_Extracted data_:
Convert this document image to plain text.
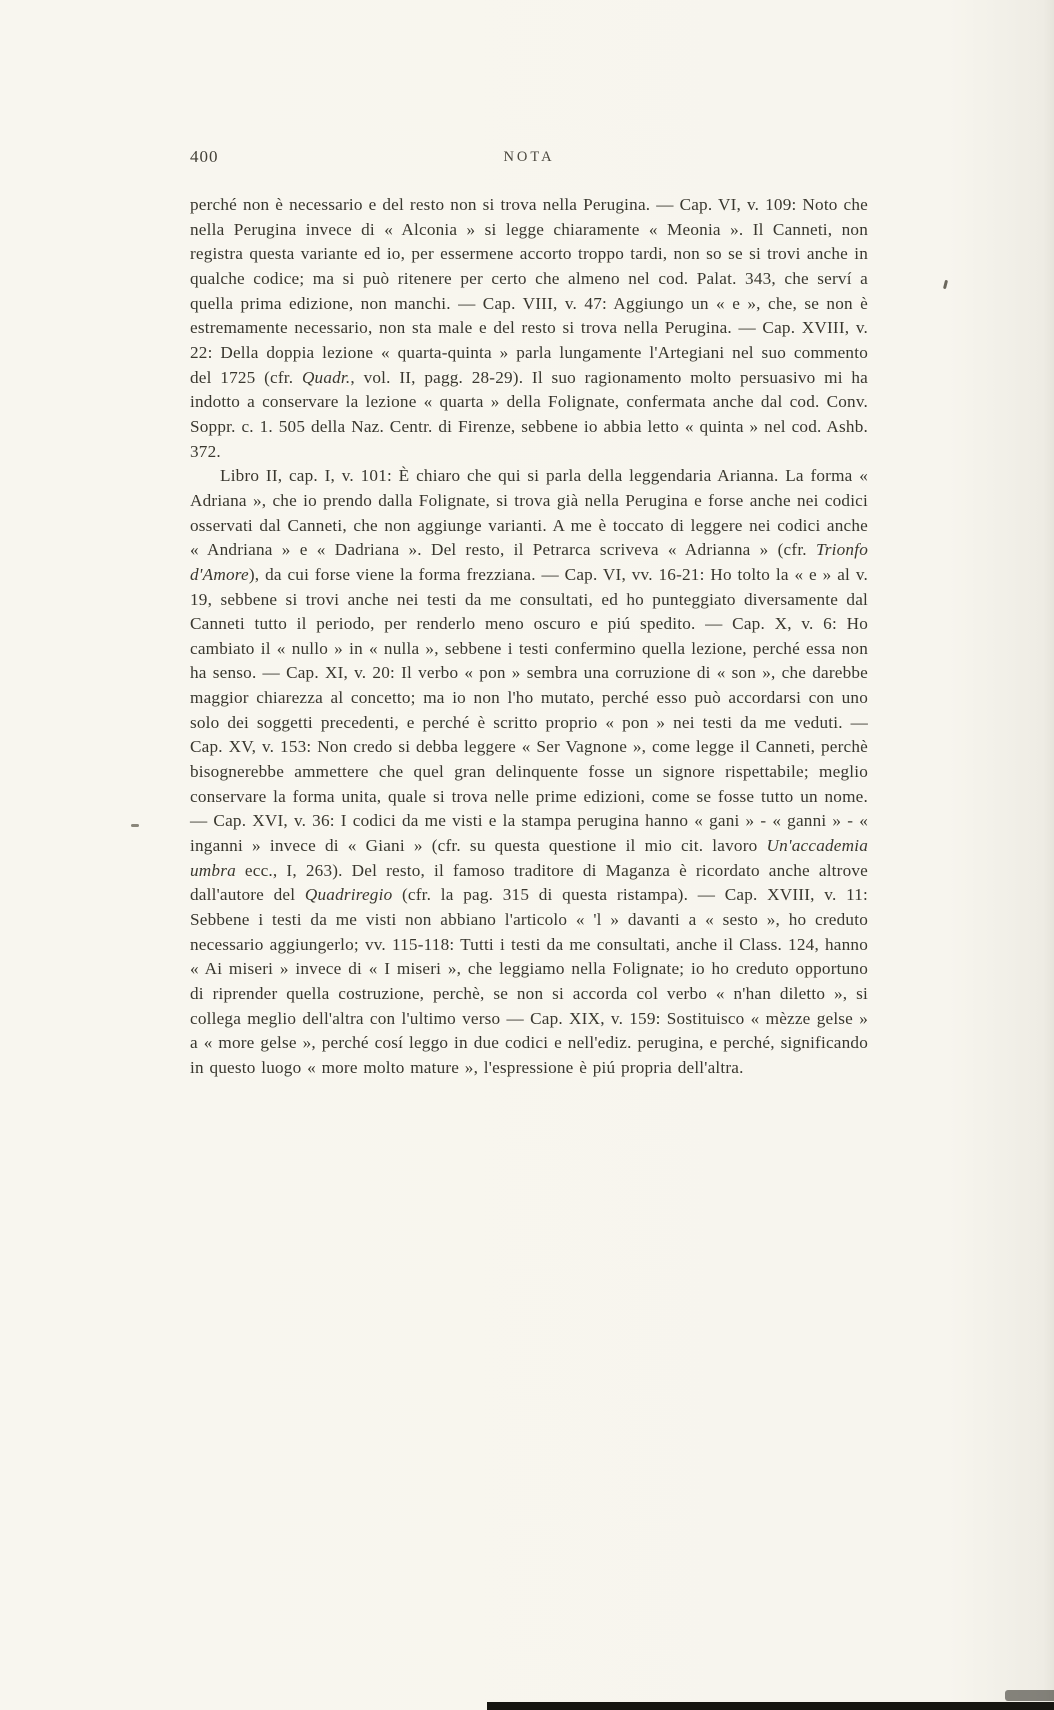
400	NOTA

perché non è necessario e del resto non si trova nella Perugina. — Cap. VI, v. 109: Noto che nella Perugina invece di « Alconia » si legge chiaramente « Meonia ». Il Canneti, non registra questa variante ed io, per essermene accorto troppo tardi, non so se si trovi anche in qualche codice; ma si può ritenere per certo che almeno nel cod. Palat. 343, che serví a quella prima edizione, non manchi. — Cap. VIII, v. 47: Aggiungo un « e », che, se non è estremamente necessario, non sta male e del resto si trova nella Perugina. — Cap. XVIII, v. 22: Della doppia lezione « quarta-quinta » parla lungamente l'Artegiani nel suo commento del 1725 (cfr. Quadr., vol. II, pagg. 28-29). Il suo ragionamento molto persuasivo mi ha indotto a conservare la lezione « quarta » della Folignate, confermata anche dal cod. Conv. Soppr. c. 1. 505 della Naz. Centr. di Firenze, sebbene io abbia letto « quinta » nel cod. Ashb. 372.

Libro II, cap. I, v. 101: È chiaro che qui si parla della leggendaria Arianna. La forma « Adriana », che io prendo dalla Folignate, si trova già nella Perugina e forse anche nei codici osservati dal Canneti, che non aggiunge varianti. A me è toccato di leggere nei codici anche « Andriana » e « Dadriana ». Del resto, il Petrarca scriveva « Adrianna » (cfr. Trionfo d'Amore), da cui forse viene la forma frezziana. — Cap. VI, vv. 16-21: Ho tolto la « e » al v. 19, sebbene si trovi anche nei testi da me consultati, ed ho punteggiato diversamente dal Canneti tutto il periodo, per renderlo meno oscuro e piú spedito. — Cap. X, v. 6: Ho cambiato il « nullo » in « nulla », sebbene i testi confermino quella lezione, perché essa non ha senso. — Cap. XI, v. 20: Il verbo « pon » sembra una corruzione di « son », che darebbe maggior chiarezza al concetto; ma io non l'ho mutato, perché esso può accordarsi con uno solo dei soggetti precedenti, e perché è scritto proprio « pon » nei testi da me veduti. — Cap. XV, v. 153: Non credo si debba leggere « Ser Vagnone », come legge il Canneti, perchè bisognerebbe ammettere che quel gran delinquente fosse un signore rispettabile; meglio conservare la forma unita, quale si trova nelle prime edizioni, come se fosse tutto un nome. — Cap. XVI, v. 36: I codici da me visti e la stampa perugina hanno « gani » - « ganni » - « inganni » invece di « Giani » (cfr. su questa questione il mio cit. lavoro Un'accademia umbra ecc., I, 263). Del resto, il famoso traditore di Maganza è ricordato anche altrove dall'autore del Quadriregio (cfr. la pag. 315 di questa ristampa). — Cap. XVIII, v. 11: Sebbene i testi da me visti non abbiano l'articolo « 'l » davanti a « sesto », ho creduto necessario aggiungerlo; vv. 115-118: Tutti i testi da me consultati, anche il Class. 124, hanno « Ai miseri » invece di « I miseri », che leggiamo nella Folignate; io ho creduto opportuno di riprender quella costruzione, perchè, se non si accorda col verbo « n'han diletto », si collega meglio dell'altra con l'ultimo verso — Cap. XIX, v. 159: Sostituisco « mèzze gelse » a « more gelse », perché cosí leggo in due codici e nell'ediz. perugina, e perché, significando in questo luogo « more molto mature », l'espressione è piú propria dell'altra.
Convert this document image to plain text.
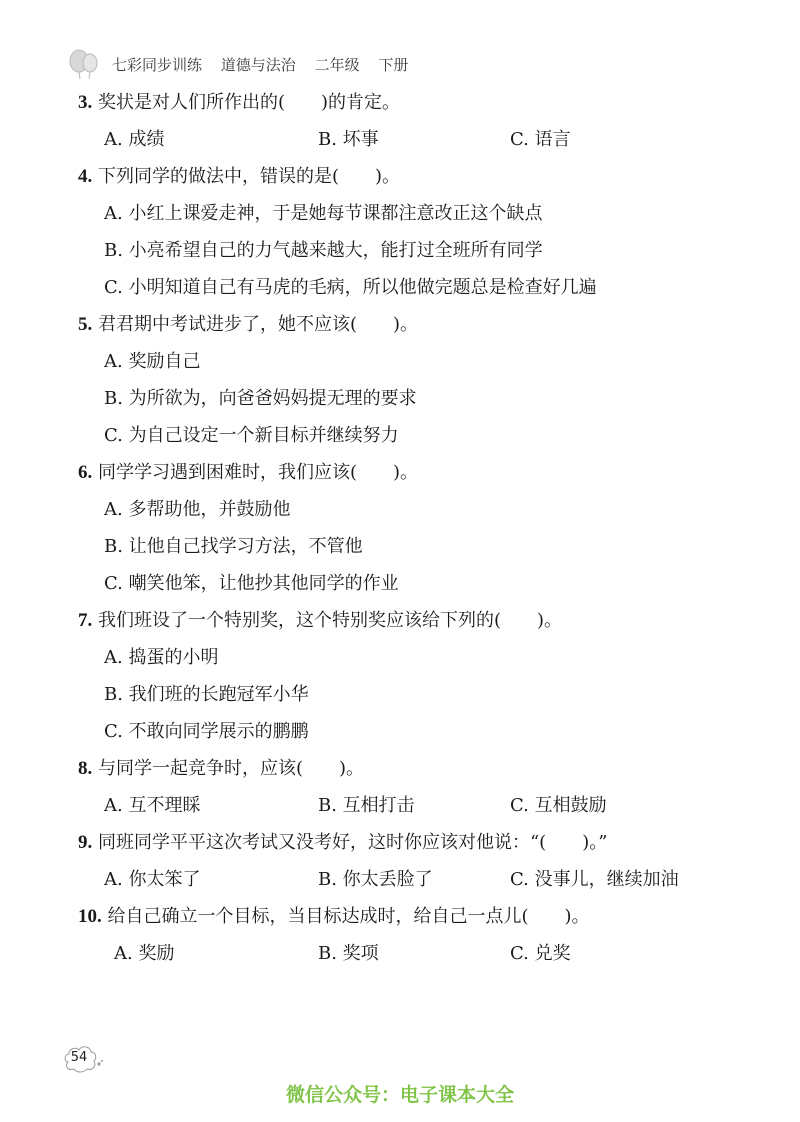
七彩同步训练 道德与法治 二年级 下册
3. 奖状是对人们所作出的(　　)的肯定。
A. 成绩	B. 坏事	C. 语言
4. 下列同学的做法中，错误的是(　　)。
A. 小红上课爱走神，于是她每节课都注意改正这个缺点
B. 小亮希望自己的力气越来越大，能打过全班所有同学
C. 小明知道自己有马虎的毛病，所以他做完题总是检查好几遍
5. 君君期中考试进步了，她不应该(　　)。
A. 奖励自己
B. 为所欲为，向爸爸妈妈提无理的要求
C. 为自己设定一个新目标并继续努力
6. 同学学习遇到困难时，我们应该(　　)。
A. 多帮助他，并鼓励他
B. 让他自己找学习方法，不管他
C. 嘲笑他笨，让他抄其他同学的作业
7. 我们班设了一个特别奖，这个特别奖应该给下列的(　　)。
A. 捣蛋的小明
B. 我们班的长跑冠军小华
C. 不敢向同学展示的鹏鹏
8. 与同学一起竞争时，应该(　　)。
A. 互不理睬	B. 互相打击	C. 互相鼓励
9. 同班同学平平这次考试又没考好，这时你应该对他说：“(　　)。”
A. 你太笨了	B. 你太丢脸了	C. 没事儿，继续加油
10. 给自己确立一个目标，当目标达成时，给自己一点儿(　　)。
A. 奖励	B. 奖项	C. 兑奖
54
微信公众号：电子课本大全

_Written request_:
Quote the material in full and exactly; do not carry over its pictures.

_Complete response_:
Convert this document image to plain text.
400	NOTA

perché non è necessario e del resto non si trova nella Perugina. — Cap. VI, v. 109: Noto che nella Perugina invece di « Alconia » si legge chiaramente « Meonia ». Il Canneti, non registra questa variante ed io, per essermene accorto troppo tardi, non so se si trovi anche in qualche codice; ma si può ritenere per certo che almeno nel cod. Palat. 343, che serví a quella prima edizione, non manchi. — Cap. VIII, v. 47: Aggiungo un « e », che, se non è estremamente necessario, non sta male e del resto si trova nella Perugina. — Cap. XVIII, v. 22: Della doppia lezione « quarta-quinta » parla lungamente l'Artegiani nel suo commento del 1725 (cfr. Quadr., vol. II, pagg. 28-29). Il suo ragionamento molto persuasivo mi ha indotto a conservare la lezione « quarta » della Folignate, confermata anche dal cod. Conv. Soppr. c. 1. 505 della Naz. Centr. di Firenze, sebbene io abbia letto « quinta » nel cod. Ashb. 372.

Libro II, cap. I, v. 101: È chiaro che qui si parla della leggendaria Arianna. La forma « Adriana », che io prendo dalla Folignate, si trova già nella Perugina e forse anche nei codici osservati dal Canneti, che non aggiunge varianti. A me è toccato di leggere nei codici anche « Andriana » e « Dadriana ». Del resto, il Petrarca scriveva « Adrianna » (cfr. Trionfo d'Amore), da cui forse viene la forma frezziana. — Cap. VI, vv. 16-21: Ho tolto la « e » al v. 19, sebbene si trovi anche nei testi da me consultati, ed ho punteggiato diversamente dal Canneti tutto il periodo, per renderlo meno oscuro e piú spedito. — Cap. X, v. 6: Ho cambiato il « nullo » in « nulla », sebbene i testi confermino quella lezione, perché essa non ha senso. — Cap. XI, v. 20: Il verbo « pon » sembra una corruzione di « son », che darebbe maggior chiarezza al concetto; ma io non l'ho mutato, perché esso può accordarsi con uno solo dei soggetti precedenti, e perché è scritto proprio « pon » nei testi da me veduti. — Cap. XV, v. 153: Non credo si debba leggere « Ser Vagnone », come legge il Canneti, perchè bisognerebbe ammettere che quel gran delinquente fosse un signore rispettabile; meglio conservare la forma unita, quale si trova nelle prime edizioni, come se fosse tutto un nome. — Cap. XVI, v. 36: I codici da me visti e la stampa perugina hanno « gani » - « ganni » - « inganni » invece di « Giani » (cfr. su questa questione il mio cit. lavoro Un'accademia umbra ecc., I, 263). Del resto, il famoso traditore di Maganza è ricordato anche altrove dall'autore del Quadriregio (cfr. la pag. 315 di questa ristampa). — Cap. XVIII, v. 11: Sebbene i testi da me visti non abbiano l'articolo « 'l » davanti a « sesto », ho creduto necessario aggiungerlo; vv. 115-118: Tutti i testi da me consultati, anche il Class. 124, hanno « Ai miseri » invece di « I miseri », che leggiamo nella Folignate; io ho creduto opportuno di riprender quella costruzione, perchè, se non si accorda col verbo « n'han diletto », si collega meglio dell'altra con l'ultimo verso — Cap. XIX, v. 159: Sostituisco « mèzze gelse » a « more gelse », perché cosí leggo in due codici e nell'ediz. perugina, e perché, significando in questo luogo « more molto mature », l'espressione è piú propria dell'altra.
Convert this document image to plain text.
七彩同步训练 道德与法治 二年级 下册
3. 奖状是对人们所作出的(　　)的肯定。
A. 成绩	B. 坏事	C. 语言
4. 下列同学的做法中，错误的是(　　)。
A. 小红上课爱走神，于是她每节课都注意改正这个缺点
B. 小亮希望自己的力气越来越大，能打过全班所有同学
C. 小明知道自己有马虎的毛病，所以他做完题总是检查好几遍
5. 君君期中考试进步了，她不应该(　　)。
A. 奖励自己
B. 为所欲为，向爸爸妈妈提无理的要求
C. 为自己设定一个新目标并继续努力
6. 同学学习遇到困难时，我们应该(　　)。
A. 多帮助他，并鼓励他
B. 让他自己找学习方法，不管他
C. 嘲笑他笨，让他抄其他同学的作业
7. 我们班设了一个特别奖，这个特别奖应该给下列的(　　)。
A. 捣蛋的小明
B. 我们班的长跑冠军小华
C. 不敢向同学展示的鹏鹏
8. 与同学一起竞争时，应该(　　)。
A. 互不理睬	B. 互相打击	C. 互相鼓励
9. 同班同学平平这次考试又没考好，这时你应该对他说：“(　　)。”
A. 你太笨了	B. 你太丢脸了	C. 没事儿，继续加油
10. 给自己确立一个目标，当目标达成时，给自己一点儿(　　)。
A. 奖励	B. 奖项	C. 兑奖
54
微信公众号：电子课本大全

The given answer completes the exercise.